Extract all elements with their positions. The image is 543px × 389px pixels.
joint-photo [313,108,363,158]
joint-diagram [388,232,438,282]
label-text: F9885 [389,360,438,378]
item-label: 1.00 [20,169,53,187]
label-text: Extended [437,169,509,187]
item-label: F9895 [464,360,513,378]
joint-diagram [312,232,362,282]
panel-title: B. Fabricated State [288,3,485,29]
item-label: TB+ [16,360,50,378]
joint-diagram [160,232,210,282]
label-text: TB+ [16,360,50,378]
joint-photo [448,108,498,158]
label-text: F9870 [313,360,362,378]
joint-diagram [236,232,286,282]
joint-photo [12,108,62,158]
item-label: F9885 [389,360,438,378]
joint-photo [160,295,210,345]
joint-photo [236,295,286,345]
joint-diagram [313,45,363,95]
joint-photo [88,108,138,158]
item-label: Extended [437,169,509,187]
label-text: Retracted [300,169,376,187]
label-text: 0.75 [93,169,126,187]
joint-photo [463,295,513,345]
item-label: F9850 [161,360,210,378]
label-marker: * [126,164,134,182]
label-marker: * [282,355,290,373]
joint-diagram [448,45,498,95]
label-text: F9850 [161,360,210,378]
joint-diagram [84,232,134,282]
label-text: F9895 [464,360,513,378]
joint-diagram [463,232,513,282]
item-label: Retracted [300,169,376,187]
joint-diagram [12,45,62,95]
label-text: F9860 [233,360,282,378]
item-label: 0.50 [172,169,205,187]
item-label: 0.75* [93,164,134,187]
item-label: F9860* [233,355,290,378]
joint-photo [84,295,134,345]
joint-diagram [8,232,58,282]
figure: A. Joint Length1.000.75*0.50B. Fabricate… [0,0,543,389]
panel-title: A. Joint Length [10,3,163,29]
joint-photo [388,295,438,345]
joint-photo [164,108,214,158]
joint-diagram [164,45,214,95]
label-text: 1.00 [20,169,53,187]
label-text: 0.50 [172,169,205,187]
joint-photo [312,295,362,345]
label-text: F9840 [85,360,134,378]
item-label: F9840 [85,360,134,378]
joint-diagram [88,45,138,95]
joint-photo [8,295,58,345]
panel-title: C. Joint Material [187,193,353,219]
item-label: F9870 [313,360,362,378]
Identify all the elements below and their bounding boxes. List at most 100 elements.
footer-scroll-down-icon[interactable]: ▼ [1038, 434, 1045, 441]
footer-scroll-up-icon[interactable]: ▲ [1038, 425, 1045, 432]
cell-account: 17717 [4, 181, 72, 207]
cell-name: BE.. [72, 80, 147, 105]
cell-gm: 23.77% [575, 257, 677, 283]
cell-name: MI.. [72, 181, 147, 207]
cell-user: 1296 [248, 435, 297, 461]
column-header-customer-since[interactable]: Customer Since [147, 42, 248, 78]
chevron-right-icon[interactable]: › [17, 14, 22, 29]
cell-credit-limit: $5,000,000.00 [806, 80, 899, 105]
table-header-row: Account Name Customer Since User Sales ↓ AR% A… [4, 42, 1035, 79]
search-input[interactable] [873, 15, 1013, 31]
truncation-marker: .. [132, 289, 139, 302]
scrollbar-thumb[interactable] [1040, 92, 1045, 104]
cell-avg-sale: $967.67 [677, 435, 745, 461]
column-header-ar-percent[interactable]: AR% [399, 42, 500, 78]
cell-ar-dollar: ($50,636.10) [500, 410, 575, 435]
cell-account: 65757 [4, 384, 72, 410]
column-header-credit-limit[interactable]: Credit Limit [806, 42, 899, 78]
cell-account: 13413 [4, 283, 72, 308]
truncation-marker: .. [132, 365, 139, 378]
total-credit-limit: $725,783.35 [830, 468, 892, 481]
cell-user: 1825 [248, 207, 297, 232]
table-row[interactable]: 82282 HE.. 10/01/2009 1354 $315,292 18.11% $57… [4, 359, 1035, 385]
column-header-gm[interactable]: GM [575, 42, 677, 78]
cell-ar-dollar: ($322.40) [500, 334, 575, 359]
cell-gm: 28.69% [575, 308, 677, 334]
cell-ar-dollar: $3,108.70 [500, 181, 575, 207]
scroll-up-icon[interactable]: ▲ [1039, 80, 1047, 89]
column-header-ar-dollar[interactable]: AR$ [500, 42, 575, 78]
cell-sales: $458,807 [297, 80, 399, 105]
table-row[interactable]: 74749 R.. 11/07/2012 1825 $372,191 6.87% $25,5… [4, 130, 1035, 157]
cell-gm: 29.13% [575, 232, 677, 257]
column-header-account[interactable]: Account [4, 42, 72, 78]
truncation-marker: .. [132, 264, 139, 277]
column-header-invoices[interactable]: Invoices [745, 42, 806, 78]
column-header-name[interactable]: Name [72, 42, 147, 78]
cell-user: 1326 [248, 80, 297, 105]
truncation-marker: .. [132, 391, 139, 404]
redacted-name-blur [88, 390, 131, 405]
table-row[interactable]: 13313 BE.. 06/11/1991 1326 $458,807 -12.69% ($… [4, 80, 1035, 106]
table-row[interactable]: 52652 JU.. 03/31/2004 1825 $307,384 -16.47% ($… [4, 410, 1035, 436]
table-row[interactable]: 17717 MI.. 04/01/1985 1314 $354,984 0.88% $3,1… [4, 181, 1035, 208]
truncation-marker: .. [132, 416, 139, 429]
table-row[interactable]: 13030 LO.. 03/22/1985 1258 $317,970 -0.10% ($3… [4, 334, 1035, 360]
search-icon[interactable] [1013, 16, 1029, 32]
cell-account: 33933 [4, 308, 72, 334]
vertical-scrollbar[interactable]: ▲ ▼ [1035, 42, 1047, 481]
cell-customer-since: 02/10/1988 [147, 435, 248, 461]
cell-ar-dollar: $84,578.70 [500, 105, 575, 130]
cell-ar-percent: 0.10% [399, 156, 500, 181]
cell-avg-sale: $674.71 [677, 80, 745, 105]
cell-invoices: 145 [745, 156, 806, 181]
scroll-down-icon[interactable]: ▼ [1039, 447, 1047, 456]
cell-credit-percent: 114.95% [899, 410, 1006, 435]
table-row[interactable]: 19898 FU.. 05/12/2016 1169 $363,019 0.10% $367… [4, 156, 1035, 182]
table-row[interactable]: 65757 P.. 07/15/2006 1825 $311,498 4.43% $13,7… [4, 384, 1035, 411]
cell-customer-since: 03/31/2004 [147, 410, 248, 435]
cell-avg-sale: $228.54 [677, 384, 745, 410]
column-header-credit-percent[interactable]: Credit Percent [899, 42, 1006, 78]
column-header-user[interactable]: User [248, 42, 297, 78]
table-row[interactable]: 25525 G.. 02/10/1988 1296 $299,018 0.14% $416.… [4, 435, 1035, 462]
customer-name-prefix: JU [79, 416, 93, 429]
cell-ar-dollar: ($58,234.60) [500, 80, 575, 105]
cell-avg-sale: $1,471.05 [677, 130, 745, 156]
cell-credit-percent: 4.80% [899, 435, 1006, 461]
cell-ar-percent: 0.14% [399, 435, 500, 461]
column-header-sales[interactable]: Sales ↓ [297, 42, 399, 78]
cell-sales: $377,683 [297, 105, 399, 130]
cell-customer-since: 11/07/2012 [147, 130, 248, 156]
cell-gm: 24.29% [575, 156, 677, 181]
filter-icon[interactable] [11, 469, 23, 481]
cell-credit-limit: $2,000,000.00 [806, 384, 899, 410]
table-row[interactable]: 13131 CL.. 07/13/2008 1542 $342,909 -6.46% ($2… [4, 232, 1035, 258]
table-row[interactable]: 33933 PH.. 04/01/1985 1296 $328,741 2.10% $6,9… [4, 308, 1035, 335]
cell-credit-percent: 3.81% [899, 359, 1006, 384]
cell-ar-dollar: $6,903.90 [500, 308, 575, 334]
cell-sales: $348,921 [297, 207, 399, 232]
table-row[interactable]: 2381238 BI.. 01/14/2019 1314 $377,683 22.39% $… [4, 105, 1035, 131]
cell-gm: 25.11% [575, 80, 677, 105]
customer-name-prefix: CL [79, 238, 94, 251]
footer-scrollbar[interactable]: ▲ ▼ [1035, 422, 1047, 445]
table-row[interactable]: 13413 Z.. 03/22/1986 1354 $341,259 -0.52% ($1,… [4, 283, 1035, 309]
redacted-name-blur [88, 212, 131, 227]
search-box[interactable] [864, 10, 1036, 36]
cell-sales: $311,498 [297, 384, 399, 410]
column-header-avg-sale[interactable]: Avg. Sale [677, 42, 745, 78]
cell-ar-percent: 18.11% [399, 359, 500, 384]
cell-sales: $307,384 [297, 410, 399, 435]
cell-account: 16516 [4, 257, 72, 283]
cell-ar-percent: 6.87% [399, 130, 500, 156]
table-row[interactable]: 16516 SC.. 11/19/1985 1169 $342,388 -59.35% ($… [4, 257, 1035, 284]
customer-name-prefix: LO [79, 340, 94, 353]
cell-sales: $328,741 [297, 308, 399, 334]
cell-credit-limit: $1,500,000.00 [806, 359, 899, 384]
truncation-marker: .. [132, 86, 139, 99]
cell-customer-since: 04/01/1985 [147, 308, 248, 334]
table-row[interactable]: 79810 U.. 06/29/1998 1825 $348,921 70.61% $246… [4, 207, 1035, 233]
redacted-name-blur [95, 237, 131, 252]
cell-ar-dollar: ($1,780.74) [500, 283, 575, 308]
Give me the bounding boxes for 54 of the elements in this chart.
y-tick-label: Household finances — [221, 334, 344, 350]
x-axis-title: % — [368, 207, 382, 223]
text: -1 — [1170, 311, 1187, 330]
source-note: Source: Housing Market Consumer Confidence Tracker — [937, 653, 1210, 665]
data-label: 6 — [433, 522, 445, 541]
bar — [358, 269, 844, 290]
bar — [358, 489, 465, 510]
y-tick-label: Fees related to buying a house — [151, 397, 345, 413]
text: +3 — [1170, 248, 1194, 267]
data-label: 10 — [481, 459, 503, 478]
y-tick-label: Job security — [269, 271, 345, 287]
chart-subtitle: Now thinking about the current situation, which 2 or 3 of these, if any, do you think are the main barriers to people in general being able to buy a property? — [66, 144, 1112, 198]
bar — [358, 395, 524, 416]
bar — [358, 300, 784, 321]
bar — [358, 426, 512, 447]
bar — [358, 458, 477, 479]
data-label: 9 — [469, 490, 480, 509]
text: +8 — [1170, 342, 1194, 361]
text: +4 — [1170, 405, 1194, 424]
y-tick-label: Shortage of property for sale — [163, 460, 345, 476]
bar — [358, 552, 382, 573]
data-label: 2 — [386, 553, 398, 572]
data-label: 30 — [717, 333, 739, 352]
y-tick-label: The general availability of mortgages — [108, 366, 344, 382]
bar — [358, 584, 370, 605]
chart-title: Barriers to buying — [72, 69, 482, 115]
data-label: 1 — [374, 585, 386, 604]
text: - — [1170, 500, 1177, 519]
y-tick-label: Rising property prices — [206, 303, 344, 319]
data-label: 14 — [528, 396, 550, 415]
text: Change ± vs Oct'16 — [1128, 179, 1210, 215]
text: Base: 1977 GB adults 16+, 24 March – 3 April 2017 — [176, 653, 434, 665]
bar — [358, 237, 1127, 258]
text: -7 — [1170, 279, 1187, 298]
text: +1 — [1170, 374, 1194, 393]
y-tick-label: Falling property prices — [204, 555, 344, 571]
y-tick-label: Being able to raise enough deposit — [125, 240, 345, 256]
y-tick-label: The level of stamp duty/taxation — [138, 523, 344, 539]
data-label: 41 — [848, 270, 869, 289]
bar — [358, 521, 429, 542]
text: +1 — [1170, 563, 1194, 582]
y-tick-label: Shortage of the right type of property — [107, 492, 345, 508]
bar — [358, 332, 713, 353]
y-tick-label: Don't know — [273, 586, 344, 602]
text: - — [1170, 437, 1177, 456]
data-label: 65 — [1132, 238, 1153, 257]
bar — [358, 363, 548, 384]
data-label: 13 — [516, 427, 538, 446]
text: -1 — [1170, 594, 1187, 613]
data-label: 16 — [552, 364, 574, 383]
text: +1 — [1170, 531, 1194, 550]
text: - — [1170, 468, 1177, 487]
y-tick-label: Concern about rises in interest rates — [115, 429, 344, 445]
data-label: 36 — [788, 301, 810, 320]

──────

• Problem to work on
Reproduce everything from the first line down to the line containing "label-text: F9895 [464,360,513,378]", inclusive, swapping "Extended" for "Straightened" and leaving all else unchanged.

• Response for this exercise
Extract all elements with their positions. The image is 543px × 389px pixels.
joint-photo [313,108,363,158]
joint-diagram [388,232,438,282]
label-text: F9885 [389,360,438,378]
item-label: 1.00 [20,169,53,187]
label-text: Straightened [437,169,509,187]
item-label: F9895 [464,360,513,378]
joint-diagram [312,232,362,282]
panel-title: B. Fabricated State [288,3,485,29]
item-label: TB+ [16,360,50,378]
joint-diagram [160,232,210,282]
label-text: TB+ [16,360,50,378]
joint-photo [448,108,498,158]
label-text: F9870 [313,360,362,378]
joint-diagram [236,232,286,282]
joint-photo [12,108,62,158]
item-label: F9885 [389,360,438,378]
joint-photo [160,295,210,345]
joint-photo [236,295,286,345]
joint-diagram [313,45,363,95]
joint-photo [88,108,138,158]
item-label: Straightened [437,169,509,187]
label-text: Retracted [300,169,376,187]
label-text: 0.75 [93,169,126,187]
joint-photo [463,295,513,345]
item-label: F9850 [161,360,210,378]
label-marker: * [126,164,134,182]
label-marker: * [282,355,290,373]
joint-diagram [448,45,498,95]
label-text: F9850 [161,360,210,378]
joint-diagram [84,232,134,282]
label-text: F9895 [464,360,513,378]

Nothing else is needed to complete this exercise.